• WHAT IS BEING ASKED
Write down every entry below once more, exactly.

• MATERIAL PROVIDED

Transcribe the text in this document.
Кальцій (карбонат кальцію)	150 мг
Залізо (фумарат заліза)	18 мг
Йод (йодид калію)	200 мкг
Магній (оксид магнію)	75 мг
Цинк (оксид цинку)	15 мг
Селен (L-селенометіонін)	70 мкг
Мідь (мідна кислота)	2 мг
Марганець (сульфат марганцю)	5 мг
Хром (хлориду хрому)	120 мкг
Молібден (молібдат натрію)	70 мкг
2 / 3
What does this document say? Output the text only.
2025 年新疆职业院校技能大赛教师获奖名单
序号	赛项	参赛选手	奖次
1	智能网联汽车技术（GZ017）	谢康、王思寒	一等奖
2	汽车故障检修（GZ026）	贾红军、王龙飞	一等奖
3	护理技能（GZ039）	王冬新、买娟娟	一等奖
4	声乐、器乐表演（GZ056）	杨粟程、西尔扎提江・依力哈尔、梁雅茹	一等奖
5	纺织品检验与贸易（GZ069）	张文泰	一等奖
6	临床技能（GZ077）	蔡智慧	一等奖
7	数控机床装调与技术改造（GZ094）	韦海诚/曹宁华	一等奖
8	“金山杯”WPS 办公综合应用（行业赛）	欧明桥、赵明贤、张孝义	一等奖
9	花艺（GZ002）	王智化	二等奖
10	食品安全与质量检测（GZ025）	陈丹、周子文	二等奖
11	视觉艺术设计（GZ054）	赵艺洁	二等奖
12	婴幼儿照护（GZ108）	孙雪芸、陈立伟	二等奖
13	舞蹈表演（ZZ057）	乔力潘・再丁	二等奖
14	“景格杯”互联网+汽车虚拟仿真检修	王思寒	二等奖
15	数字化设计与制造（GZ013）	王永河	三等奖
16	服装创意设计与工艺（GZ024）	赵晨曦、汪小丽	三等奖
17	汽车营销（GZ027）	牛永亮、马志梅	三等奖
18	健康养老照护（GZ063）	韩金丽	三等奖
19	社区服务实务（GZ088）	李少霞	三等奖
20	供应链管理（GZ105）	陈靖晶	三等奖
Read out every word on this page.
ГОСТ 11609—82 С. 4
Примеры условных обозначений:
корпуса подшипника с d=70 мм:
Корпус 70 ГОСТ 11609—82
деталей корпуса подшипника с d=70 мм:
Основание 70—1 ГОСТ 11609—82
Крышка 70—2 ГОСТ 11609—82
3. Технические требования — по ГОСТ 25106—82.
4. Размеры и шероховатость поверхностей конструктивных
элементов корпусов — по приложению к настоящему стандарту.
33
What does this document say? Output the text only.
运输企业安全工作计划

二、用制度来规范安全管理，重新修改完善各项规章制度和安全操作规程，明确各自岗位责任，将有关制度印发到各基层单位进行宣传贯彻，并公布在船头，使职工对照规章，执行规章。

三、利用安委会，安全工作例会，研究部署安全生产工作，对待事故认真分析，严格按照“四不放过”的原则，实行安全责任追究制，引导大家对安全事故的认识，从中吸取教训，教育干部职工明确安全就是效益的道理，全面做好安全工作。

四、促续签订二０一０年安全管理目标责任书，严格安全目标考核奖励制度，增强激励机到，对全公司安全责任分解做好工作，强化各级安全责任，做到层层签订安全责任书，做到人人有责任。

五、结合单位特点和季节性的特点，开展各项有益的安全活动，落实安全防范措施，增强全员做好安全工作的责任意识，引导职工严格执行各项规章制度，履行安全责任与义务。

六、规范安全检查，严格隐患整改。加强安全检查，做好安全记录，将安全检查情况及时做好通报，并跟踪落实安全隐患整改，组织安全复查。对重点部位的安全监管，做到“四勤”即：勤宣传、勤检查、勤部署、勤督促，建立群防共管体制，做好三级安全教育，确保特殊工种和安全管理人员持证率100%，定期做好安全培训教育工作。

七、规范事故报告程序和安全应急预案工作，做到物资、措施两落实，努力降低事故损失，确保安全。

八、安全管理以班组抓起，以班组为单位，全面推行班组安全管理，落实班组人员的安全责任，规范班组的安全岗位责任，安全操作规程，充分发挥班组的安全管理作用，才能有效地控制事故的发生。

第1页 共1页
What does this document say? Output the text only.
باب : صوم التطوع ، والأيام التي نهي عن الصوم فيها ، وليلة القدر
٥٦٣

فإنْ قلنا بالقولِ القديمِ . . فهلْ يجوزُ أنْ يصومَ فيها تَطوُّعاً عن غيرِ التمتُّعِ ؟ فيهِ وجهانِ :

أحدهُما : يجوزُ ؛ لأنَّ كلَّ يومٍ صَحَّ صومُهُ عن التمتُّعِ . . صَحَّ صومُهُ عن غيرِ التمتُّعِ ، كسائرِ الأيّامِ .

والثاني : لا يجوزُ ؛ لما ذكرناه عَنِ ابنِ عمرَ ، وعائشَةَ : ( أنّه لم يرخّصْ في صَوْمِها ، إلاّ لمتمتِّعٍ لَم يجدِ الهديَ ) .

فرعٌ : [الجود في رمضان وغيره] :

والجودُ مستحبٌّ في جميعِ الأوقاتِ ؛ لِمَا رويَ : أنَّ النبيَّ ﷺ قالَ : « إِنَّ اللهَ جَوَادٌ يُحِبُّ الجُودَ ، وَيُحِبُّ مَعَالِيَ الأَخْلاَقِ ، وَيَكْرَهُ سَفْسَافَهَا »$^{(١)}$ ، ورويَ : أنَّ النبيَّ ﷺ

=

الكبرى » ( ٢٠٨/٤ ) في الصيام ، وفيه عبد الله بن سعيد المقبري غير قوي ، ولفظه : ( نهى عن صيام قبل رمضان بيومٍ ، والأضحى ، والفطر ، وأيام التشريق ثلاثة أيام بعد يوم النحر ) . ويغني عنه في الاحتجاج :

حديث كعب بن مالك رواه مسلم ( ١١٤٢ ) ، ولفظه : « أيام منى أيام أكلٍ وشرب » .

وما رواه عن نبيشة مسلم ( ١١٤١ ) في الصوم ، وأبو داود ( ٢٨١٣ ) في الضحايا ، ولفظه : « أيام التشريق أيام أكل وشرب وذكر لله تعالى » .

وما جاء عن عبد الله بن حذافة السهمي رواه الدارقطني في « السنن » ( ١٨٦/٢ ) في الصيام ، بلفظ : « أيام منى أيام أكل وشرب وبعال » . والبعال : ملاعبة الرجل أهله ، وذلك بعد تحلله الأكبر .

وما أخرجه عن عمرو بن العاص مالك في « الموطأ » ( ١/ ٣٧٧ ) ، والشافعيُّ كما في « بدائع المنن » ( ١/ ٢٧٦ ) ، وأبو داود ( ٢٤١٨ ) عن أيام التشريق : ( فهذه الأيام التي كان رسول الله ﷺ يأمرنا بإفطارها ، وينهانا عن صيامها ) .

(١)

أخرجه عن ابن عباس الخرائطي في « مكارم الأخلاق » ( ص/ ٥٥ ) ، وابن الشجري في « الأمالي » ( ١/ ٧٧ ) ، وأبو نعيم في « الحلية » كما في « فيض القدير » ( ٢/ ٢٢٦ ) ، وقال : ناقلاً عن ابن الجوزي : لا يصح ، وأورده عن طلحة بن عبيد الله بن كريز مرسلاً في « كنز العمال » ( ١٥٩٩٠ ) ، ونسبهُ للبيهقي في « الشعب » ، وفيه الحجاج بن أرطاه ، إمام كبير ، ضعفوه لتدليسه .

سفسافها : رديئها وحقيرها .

• THE ANSWER
Transcribe the text in this document.
Кальцій (карбонат кальцію)	150 мг
Залізо (фумарат заліза)	18 мг
Йод (йодид калію)	200 мкг
Магній (оксид магнію)	75 мг
Цинк (оксид цинку)	15 мг
Селен (L-селенометіонін)	70 мкг
Мідь (мідна кислота)	2 мг
Марганець (сульфат марганцю)	5 мг
Хром (хлориду хрому)	120 мкг
Молібден (молібдат натрію)	70 мкг
2 / 3
What does this document say? Output the text only.
2025 年新疆职业院校技能大赛教师获奖名单
序号	赛项	参赛选手	奖次
1	智能网联汽车技术（GZ017）	谢康、王思寒	一等奖
2	汽车故障检修（GZ026）	贾红军、王龙飞	一等奖
3	护理技能（GZ039）	王冬新、买娟娟	一等奖
4	声乐、器乐表演（GZ056）	杨粟程、西尔扎提江・依力哈尔、梁雅茹	一等奖
5	纺织品检验与贸易（GZ069）	张文泰	一等奖
6	临床技能（GZ077）	蔡智慧	一等奖
7	数控机床装调与技术改造（GZ094）	韦海诚/曹宁华	一等奖
8	“金山杯”WPS 办公综合应用（行业赛）	欧明桥、赵明贤、张孝义	一等奖
9	花艺（GZ002）	王智化	二等奖
10	食品安全与质量检测（GZ025）	陈丹、周子文	二等奖
11	视觉艺术设计（GZ054）	赵艺洁	二等奖
12	婴幼儿照护（GZ108）	孙雪芸、陈立伟	二等奖
13	舞蹈表演（ZZ057）	乔力潘・再丁	二等奖
14	“景格杯”互联网+汽车虚拟仿真检修	王思寒	二等奖
15	数字化设计与制造（GZ013）	王永河	三等奖
16	服装创意设计与工艺（GZ024）	赵晨曦、汪小丽	三等奖
17	汽车营销（GZ027）	牛永亮、马志梅	三等奖
18	健康养老照护（GZ063）	韩金丽	三等奖
19	社区服务实务（GZ088）	李少霞	三等奖
20	供应链管理（GZ105）	陈靖晶	三等奖
Read out every word on this page.
ГОСТ 11609—82 С. 4
Примеры условных обозначений:
корпуса подшипника с d=70 мм:
Корпус 70 ГОСТ 11609—82
деталей корпуса подшипника с d=70 мм:
Основание 70—1 ГОСТ 11609—82
Крышка 70—2 ГОСТ 11609—82
3. Технические требования — по ГОСТ 25106—82.
4. Размеры и шероховатость поверхностей конструктивных
элементов корпусов — по приложению к настоящему стандарту.
33
What does this document say? Output the text only.
运输企业安全工作计划

二、用制度来规范安全管理，重新修改完善各项规章制度和安全操作规程，明确各自岗位责任，将有关制度印发到各基层单位进行宣传贯彻，并公布在船头，使职工对照规章，执行规章。

三、利用安委会，安全工作例会，研究部署安全生产工作，对待事故认真分析，严格按照“四不放过”的原则，实行安全责任追究制，引导大家对安全事故的认识，从中吸取教训，教育干部职工明确安全就是效益的道理，全面做好安全工作。

四、促续签订二０一０年安全管理目标责任书，严格安全目标考核奖励制度，增强激励机到，对全公司安全责任分解做好工作，强化各级安全责任，做到层层签订安全责任书，做到人人有责任。

五、结合单位特点和季节性的特点，开展各项有益的安全活动，落实安全防范措施，增强全员做好安全工作的责任意识，引导职工严格执行各项规章制度，履行安全责任与义务。

六、规范安全检查，严格隐患整改。加强安全检查，做好安全记录，将安全检查情况及时做好通报，并跟踪落实安全隐患整改，组织安全复查。对重点部位的安全监管，做到“四勤”即：勤宣传、勤检查、勤部署、勤督促，建立群防共管体制，做好三级安全教育，确保特殊工种和安全管理人员持证率100%，定期做好安全培训教育工作。

七、规范事故报告程序和安全应急预案工作，做到物资、措施两落实，努力降低事故损失，确保安全。

八、安全管理以班组抓起，以班组为单位，全面推行班组安全管理，落实班组人员的安全责任，规范班组的安全岗位责任，安全操作规程，充分发挥班组的安全管理作用，才能有效地控制事故的发生。

第1页 共1页
What does this document say? Output the text only.
باب : صوم التطوع ، والأيام التي نهي عن الصوم فيها ، وليلة القدر
٥٦٣

فإنْ قلنا بالقولِ القديمِ . . فهلْ يجوزُ أنْ يصومَ فيها تَطوُّعاً عن غيرِ التمتُّعِ ؟ فيهِ وجهانِ :

أحدهُما : يجوزُ ؛ لأنَّ كلَّ يومٍ صَحَّ صومُهُ عن التمتُّعِ . . صَحَّ صومُهُ عن غيرِ التمتُّعِ ، كسائرِ الأيّامِ .

والثاني : لا يجوزُ ؛ لما ذكرناه عَنِ ابنِ عمرَ ، وعائشَةَ : ( أنّه لم يرخّصْ في صَوْمِها ، إلاّ لمتمتِّعٍ لَم يجدِ الهديَ ) .

فرعٌ : [الجود في رمضان وغيره] :

والجودُ مستحبٌّ في جميعِ الأوقاتِ ؛ لِمَا رويَ : أنَّ النبيَّ ﷺ قالَ : « إِنَّ اللهَ جَوَادٌ يُحِبُّ الجُودَ ، وَيُحِبُّ مَعَالِيَ الأَخْلاَقِ ، وَيَكْرَهُ سَفْسَافَهَا »$^{(١)}$ ، ورويَ : أنَّ النبيَّ ﷺ

=

الكبرى » ( ٢٠٨/٤ ) في الصيام ، وفيه عبد الله بن سعيد المقبري غير قوي ، ولفظه : ( نهى عن صيام قبل رمضان بيومٍ ، والأضحى ، والفطر ، وأيام التشريق ثلاثة أيام بعد يوم النحر ) . ويغني عنه في الاحتجاج :

حديث كعب بن مالك رواه مسلم ( ١١٤٢ ) ، ولفظه : « أيام منى أيام أكلٍ وشرب » .

وما رواه عن نبيشة مسلم ( ١١٤١ ) في الصوم ، وأبو داود ( ٢٨١٣ ) في الضحايا ، ولفظه : « أيام التشريق أيام أكل وشرب وذكر لله تعالى » .

وما جاء عن عبد الله بن حذافة السهمي رواه الدارقطني في « السنن » ( ١٨٦/٢ ) في الصيام ، بلفظ : « أيام منى أيام أكل وشرب وبعال » . والبعال : ملاعبة الرجل أهله ، وذلك بعد تحلله الأكبر .

وما أخرجه عن عمرو بن العاص مالك في « الموطأ » ( ١/ ٣٧٧ ) ، والشافعيُّ كما في « بدائع المنن » ( ١/ ٢٧٦ ) ، وأبو داود ( ٢٤١٨ ) عن أيام التشريق : ( فهذه الأيام التي كان رسول الله ﷺ يأمرنا بإفطارها ، وينهانا عن صيامها ) .

(١)

أخرجه عن ابن عباس الخرائطي في « مكارم الأخلاق » ( ص/ ٥٥ ) ، وابن الشجري في « الأمالي » ( ١/ ٧٧ ) ، وأبو نعيم في « الحلية » كما في « فيض القدير » ( ٢/ ٢٢٦ ) ، وقال : ناقلاً عن ابن الجوزي : لا يصح ، وأورده عن طلحة بن عبيد الله بن كريز مرسلاً في « كنز العمال » ( ١٥٩٩٠ ) ، ونسبهُ للبيهقي في « الشعب » ، وفيه الحجاج بن أرطاه ، إمام كبير ، ضعفوه لتدليسه .

سفسافها : رديئها وحقيرها .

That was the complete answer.